**What to work on:**
Transcribe all of the material below word for word and leave out its pictures.

**Records for processing:**
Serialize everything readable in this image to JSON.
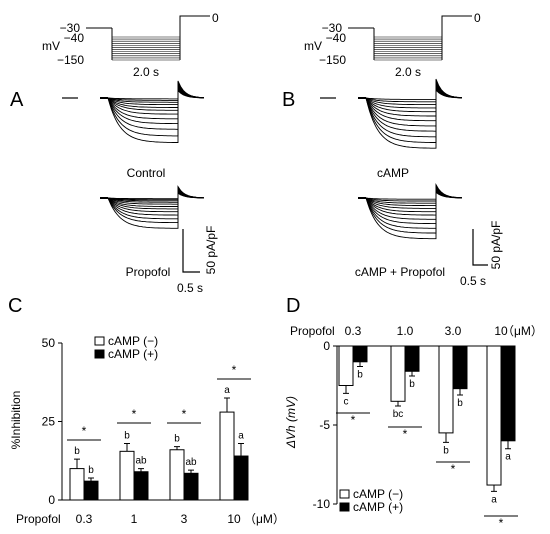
{
  "panels": {
    "a": "A",
    "b": "B",
    "c": "C",
    "d": "D"
  },
  "protocol": {
    "v_hold": "−30",
    "v_top": "−40",
    "v_bottom": "−150",
    "v_step": "0",
    "unit": "mV",
    "duration": "2.0 s"
  },
  "traces": {
    "control": "Control",
    "propofol": "Propofol",
    "camp": "cAMP",
    "camp_propofol": "cAMP + Propofol",
    "scale_y": "50 pA/pF",
    "scale_x": "0.5 s",
    "step_levels_mv": [
      -40,
      -50,
      -60,
      -70,
      -80,
      -90,
      -100,
      -110,
      -120,
      -130,
      -140,
      -150
    ],
    "peak_currents": {
      "control": [
        0.9,
        2.5,
        4.5,
        7,
        10,
        13,
        17,
        22,
        27,
        33,
        40,
        47
      ],
      "propofol": [
        0.7,
        1.8,
        3,
        4.5,
        6.5,
        9,
        11.5,
        14.5,
        18,
        22,
        26,
        32
      ],
      "camp": [
        1.5,
        4,
        7,
        10.5,
        14.5,
        19,
        24,
        29.5,
        35,
        41,
        47,
        53
      ],
      "camp_propofol": [
        1.3,
        3.2,
        5.5,
        8,
        11,
        14.5,
        18,
        22.5,
        27,
        32,
        37,
        43
      ]
    }
  },
  "chart_data": [
    {
      "type": "bar",
      "ylabel": "%Inhibition",
      "xlabel_prefix": "Propofol",
      "unit": "（μM）",
      "categories": [
        "0.3",
        "1",
        "3",
        "10"
      ],
      "ylim": [
        0,
        50
      ],
      "yticks": [
        "0",
        "25",
        "50"
      ],
      "legend": "top-left",
      "series": [
        {
          "name": "cAMP (−)",
          "color": "#ffffff",
          "values": [
            10,
            15.5,
            16,
            28
          ],
          "errors": [
            3,
            2.5,
            1,
            4.5
          ],
          "letters": [
            "b",
            "b",
            "b",
            "a"
          ]
        },
        {
          "name": "cAMP (+)",
          "color": "#000000",
          "values": [
            6,
            9,
            8.5,
            14
          ],
          "errors": [
            1,
            1,
            1,
            4
          ],
          "letters": [
            "b",
            "ab",
            "ab",
            "a"
          ]
        }
      ],
      "significance": [
        "*",
        "*",
        "*",
        "*"
      ]
    },
    {
      "type": "bar",
      "ylabel": "ΔVh (mV)",
      "xlabel_prefix": "Propofol",
      "unit": "（μM）",
      "categories": [
        "0.3",
        "1.0",
        "3.0",
        "10"
      ],
      "ylim": [
        -10,
        0
      ],
      "yticks": [
        "0",
        "-5",
        "-10"
      ],
      "legend": "bottom-left",
      "series": [
        {
          "name": "cAMP (−)",
          "color": "#ffffff",
          "values": [
            -2.5,
            -3.5,
            -5.5,
            -8.8
          ],
          "errors": [
            0.5,
            0.3,
            0.6,
            0.4
          ],
          "letters": [
            "c",
            "bc",
            "b",
            "a"
          ]
        },
        {
          "name": "cAMP (+)",
          "color": "#000000",
          "values": [
            -1,
            -1.6,
            -2.7,
            -6
          ],
          "errors": [
            0.3,
            0.3,
            0.4,
            0.5
          ],
          "letters": [
            "b",
            "b",
            "b",
            "a"
          ]
        }
      ],
      "significance": [
        "*",
        "*",
        "*",
        "*"
      ]
    }
  ]
}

**Task output:**
Serialize everything readable in this image to JSON.
{
  "panels": {
    "a": "A",
    "b": "B",
    "c": "C",
    "d": "D"
  },
  "protocol": {
    "v_hold": "−30",
    "v_top": "−40",
    "v_bottom": "−150",
    "v_step": "0",
    "unit": "mV",
    "duration": "2.0 s"
  },
  "traces": {
    "control": "Control",
    "propofol": "Propofol",
    "camp": "cAMP",
    "camp_propofol": "cAMP + Propofol",
    "scale_y": "50 pA/pF",
    "scale_x": "0.5 s",
    "step_levels_mv": [
      -40,
      -50,
      -60,
      -70,
      -80,
      -90,
      -100,
      -110,
      -120,
      -130,
      -140,
      -150
    ],
    "peak_currents": {
      "control": [
        0.9,
        2.5,
        4.5,
        7,
        10,
        13,
        17,
        22,
        27,
        33,
        40,
        47
      ],
      "propofol": [
        0.7,
        1.8,
        3,
        4.5,
        6.5,
        9,
        11.5,
        14.5,
        18,
        22,
        26,
        32
      ],
      "camp": [
        1.5,
        4,
        7,
        10.5,
        14.5,
        19,
        24,
        29.5,
        35,
        41,
        47,
        53
      ],
      "camp_propofol": [
        1.3,
        3.2,
        5.5,
        8,
        11,
        14.5,
        18,
        22.5,
        27,
        32,
        37,
        43
      ]
    }
  },
  "chart_data": [
    {
      "type": "bar",
      "ylabel": "%Inhibition",
      "xlabel_prefix": "Propofol",
      "unit": "（μM）",
      "categories": [
        "0.3",
        "1",
        "3",
        "10"
      ],
      "ylim": [
        0,
        50
      ],
      "yticks": [
        "0",
        "25",
        "50"
      ],
      "legend": "top-left",
      "series": [
        {
          "name": "cAMP (−)",
          "color": "#ffffff",
          "values": [
            10,
            15.5,
            16,
            28
          ],
          "errors": [
            3,
            2.5,
            1,
            4.5
          ],
          "letters": [
            "b",
            "b",
            "b",
            "a"
          ]
        },
        {
          "name": "cAMP (+)",
          "color": "#000000",
          "values": [
            6,
            9,
            8.5,
            14
          ],
          "errors": [
            1,
            1,
            1,
            4
          ],
          "letters": [
            "b",
            "ab",
            "ab",
            "a"
          ]
        }
      ],
      "significance": [
        "*",
        "*",
        "*",
        "*"
      ]
    },
    {
      "type": "bar",
      "ylabel": "ΔVh (mV)",
      "xlabel_prefix": "Propofol",
      "unit": "（μM）",
      "categories": [
        "0.3",
        "1.0",
        "3.0",
        "10"
      ],
      "ylim": [
        -10,
        0
      ],
      "yticks": [
        "0",
        "-5",
        "-10"
      ],
      "legend": "bottom-left",
      "series": [
        {
          "name": "cAMP (−)",
          "color": "#ffffff",
          "values": [
            -2.5,
            -3.5,
            -5.5,
            -8.8
          ],
          "errors": [
            0.5,
            0.3,
            0.6,
            0.4
          ],
          "letters": [
            "c",
            "bc",
            "b",
            "a"
          ]
        },
        {
          "name": "cAMP (+)",
          "color": "#000000",
          "values": [
            -1,
            -1.6,
            -2.7,
            -6
          ],
          "errors": [
            0.3,
            0.3,
            0.4,
            0.5
          ],
          "letters": [
            "b",
            "b",
            "b",
            "a"
          ]
        }
      ],
      "significance": [
        "*",
        "*",
        "*",
        "*"
      ]
    }
  ]
}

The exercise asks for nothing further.